● **GIVEN INSTRUCTION**
In the listing below, locate the lines that hold "interview" and copy them.

● **DATA SHOWN**
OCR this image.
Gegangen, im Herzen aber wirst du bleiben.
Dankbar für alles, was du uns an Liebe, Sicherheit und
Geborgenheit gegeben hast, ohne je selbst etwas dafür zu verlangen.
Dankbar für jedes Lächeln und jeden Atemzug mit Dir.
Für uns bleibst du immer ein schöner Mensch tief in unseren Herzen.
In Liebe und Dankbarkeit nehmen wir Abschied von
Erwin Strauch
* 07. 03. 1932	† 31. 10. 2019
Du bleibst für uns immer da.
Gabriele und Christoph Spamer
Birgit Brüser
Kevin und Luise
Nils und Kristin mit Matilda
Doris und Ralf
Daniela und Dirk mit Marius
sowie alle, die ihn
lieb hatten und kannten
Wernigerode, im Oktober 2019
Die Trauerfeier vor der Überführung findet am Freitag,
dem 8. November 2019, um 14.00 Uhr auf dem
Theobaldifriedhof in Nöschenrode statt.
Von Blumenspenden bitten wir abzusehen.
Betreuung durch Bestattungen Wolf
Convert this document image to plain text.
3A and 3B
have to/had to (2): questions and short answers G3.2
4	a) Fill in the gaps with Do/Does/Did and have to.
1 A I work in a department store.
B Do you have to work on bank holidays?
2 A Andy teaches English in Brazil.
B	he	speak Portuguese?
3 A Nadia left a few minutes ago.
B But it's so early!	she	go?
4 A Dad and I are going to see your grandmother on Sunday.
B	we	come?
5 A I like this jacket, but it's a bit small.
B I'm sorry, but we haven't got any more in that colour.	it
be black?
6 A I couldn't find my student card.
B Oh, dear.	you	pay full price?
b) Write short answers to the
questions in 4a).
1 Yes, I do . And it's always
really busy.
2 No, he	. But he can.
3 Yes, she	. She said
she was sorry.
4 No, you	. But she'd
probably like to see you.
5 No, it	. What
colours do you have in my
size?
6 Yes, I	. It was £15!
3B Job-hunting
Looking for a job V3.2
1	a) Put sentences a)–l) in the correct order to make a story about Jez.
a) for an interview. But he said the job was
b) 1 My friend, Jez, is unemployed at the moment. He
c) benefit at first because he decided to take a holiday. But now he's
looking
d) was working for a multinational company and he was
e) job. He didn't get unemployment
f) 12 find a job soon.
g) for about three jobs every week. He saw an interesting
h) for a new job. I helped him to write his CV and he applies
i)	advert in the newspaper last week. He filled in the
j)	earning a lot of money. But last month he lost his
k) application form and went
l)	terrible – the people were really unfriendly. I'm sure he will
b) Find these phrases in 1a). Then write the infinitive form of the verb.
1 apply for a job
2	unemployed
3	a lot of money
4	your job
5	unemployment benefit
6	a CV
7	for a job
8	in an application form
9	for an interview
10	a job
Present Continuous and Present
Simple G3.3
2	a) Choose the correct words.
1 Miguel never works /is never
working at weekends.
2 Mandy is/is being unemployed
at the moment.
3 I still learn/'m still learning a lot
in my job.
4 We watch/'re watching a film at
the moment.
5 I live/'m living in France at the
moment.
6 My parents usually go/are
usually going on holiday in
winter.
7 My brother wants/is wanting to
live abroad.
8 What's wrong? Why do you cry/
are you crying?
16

● **ANSWER TO THIS PROBLEM**
a) for an interview. But he said the job was
9	for an interview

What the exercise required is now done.